> [Source data]
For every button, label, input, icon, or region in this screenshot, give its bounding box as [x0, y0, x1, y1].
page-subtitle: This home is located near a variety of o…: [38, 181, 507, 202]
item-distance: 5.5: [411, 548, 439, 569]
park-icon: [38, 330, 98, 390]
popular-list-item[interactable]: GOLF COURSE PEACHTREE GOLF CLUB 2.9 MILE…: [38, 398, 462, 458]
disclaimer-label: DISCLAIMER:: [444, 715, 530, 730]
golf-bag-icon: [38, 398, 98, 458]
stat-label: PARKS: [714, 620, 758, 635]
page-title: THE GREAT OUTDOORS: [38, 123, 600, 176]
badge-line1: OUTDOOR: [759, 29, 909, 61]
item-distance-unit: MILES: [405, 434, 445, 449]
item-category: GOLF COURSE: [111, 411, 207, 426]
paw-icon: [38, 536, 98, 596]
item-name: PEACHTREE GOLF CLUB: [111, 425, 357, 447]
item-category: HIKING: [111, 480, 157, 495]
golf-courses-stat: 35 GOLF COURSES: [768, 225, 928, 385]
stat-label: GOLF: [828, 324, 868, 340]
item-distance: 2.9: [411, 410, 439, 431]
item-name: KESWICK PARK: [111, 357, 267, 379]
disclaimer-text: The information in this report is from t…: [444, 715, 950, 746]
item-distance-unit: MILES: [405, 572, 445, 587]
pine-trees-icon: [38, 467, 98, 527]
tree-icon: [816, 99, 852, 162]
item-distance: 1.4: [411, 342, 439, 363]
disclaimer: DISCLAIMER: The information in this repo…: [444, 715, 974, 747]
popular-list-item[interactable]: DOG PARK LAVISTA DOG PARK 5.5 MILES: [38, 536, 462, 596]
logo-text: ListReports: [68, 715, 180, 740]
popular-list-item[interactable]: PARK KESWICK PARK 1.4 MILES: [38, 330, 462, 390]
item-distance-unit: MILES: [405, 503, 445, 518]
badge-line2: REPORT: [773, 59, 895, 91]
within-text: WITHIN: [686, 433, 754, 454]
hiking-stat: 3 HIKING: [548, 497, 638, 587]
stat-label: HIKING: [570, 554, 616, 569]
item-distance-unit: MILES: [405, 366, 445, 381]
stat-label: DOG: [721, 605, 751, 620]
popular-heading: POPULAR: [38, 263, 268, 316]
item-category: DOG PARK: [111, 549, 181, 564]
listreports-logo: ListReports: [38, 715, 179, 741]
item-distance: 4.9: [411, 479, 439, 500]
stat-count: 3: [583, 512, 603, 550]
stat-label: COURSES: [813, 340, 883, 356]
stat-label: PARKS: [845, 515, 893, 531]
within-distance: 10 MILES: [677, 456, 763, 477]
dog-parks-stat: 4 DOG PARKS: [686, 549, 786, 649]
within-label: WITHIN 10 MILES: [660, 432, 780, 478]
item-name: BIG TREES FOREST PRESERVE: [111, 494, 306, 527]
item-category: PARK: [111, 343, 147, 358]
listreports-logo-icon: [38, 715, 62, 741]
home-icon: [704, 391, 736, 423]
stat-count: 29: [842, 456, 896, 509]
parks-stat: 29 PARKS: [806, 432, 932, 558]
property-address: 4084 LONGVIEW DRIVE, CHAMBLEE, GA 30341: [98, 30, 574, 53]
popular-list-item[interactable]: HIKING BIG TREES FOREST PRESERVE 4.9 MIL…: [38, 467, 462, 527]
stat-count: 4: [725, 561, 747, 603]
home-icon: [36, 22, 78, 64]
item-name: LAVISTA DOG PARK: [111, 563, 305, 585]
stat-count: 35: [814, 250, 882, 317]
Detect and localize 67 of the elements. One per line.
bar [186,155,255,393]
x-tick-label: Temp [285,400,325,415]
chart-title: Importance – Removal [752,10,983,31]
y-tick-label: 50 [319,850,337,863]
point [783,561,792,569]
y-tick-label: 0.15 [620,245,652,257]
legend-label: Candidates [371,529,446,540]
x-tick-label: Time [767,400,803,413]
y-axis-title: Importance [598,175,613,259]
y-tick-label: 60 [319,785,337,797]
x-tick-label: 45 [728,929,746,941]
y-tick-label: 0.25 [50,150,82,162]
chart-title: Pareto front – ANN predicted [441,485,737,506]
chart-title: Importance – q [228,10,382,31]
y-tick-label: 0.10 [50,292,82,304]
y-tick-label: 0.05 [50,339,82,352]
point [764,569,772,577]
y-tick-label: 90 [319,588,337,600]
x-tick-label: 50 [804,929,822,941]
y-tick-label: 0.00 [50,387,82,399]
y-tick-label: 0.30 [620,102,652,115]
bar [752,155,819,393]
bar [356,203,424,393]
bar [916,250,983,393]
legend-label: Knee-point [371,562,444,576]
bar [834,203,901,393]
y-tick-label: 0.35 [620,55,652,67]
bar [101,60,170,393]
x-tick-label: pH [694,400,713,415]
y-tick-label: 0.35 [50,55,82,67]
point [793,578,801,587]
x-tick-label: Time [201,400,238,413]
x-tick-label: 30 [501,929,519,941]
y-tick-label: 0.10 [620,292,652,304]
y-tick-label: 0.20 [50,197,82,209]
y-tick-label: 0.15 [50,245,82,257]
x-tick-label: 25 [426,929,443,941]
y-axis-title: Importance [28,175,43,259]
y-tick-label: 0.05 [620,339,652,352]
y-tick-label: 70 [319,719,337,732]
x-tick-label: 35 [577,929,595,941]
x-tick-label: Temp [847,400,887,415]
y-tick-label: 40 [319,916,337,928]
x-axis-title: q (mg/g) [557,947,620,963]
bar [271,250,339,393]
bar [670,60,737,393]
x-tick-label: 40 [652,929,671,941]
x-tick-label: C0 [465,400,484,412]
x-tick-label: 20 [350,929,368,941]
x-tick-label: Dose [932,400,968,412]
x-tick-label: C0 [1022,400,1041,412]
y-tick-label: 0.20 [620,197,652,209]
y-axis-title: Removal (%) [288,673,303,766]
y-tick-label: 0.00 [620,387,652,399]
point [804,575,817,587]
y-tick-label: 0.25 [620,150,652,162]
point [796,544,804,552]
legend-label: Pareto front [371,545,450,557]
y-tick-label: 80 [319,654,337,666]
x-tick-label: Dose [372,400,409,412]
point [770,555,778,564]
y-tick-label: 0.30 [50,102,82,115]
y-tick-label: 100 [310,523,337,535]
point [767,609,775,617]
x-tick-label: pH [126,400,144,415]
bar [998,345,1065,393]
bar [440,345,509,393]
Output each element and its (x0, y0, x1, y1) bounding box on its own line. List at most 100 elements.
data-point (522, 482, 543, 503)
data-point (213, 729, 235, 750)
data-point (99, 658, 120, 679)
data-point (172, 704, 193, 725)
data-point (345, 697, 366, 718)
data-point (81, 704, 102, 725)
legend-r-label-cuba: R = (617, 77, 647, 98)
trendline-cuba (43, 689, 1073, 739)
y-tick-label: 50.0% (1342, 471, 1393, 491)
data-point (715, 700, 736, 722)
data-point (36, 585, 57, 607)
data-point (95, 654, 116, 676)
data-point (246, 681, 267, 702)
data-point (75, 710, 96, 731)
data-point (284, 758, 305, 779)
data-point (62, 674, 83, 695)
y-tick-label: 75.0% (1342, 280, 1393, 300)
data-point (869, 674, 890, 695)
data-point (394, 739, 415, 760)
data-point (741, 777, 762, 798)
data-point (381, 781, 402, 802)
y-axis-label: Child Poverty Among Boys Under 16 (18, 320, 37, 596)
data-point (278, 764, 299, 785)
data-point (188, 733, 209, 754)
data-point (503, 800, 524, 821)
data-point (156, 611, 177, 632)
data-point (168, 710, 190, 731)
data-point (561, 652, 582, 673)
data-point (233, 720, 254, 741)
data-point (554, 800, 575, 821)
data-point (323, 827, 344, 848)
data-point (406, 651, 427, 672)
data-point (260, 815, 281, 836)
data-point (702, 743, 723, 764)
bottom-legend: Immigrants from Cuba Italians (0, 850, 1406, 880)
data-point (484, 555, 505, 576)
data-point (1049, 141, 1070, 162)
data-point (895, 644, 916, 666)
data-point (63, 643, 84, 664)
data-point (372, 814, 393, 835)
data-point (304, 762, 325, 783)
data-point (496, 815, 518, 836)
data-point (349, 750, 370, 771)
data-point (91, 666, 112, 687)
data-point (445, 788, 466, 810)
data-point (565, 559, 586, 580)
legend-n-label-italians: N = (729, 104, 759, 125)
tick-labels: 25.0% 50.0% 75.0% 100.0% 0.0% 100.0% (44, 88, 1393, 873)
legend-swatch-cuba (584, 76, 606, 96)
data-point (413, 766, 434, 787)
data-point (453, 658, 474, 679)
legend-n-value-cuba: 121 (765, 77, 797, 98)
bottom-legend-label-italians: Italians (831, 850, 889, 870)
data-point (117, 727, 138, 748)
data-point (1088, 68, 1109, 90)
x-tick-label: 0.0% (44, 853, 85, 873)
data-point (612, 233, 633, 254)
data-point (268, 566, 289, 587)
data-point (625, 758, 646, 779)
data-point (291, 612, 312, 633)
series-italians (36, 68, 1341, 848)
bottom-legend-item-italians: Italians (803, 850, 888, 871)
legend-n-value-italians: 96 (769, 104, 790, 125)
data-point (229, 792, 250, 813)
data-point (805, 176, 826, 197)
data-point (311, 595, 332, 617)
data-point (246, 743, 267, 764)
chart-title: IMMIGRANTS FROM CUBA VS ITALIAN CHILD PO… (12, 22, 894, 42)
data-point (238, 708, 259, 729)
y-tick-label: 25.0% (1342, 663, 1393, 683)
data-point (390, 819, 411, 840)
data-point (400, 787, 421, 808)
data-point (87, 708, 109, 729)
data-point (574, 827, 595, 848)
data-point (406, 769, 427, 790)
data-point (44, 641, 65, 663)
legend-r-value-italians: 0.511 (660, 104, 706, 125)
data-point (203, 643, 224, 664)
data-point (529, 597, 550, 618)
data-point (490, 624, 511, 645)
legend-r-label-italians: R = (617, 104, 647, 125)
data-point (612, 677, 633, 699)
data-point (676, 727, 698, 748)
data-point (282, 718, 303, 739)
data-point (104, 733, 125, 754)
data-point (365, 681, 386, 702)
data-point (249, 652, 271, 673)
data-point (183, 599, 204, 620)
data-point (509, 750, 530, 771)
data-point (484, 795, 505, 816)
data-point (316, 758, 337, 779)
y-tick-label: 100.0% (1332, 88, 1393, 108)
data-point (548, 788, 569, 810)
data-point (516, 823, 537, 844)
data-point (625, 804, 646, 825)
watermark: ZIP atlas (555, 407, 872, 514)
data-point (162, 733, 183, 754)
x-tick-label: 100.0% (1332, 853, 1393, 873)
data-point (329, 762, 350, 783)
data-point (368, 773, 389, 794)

> [Instruction] Can you write out the items from the first line up to and including the line with "page-title: THE GREAT", substituting "bench-icon" for "park-icon" and leaving everything else unchanged?

> [Reply]
For every button, label, input, icon, or region in this screenshot, give its bounding box as [x0, y0, x1, y1].
page-subtitle: This home is located near a variety of o…: [38, 181, 507, 202]
item-distance: 5.5: [411, 548, 439, 569]
bench-icon: [38, 330, 98, 390]
popular-list-item[interactable]: GOLF COURSE PEACHTREE GOLF CLUB 2.9 MILE…: [38, 398, 462, 458]
disclaimer-label: DISCLAIMER:: [444, 715, 530, 730]
golf-bag-icon: [38, 398, 98, 458]
stat-label: PARKS: [714, 620, 758, 635]
page-title: THE GREAT OUTDOORS: [38, 123, 600, 176]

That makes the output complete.